[Stated task] Would you output the whole listing below, exactly as it reads?
==============================
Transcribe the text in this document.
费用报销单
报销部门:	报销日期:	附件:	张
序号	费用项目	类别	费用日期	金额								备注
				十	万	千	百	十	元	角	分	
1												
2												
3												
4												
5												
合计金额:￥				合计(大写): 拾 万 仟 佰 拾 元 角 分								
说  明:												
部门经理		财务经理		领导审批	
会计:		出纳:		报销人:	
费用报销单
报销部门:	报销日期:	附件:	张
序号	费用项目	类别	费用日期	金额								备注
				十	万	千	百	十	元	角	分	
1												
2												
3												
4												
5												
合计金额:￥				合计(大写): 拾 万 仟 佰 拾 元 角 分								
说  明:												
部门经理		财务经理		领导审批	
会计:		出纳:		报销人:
==============================
[Expected answer]
Transcribe the text in this document.
费用报销单
报销部门:	报销日期:	附件:	张
序号	费用项目	类别	费用日期	金额								备注
				十	万	千	百	十	元	角	分	
1												
2												
3												
4												
5												
合计金额:￥				合计(大写): 拾 万 仟 佰 拾 元 角 分								
说  明:												
部门经理		财务经理		领导审批	
会计:		出纳:		报销人:	
费用报销单
报销部门:	报销日期:	附件:	张
序号	费用项目	类别	费用日期	金额								备注
				十	万	千	百	十	元	角	分	
1												
2												
3												
4												
5												
合计金额:￥				合计(大写): 拾 万 仟 佰 拾 元 角 分								
说  明:												
部门经理		财务经理		领导审批	
会计:		出纳:		报销人:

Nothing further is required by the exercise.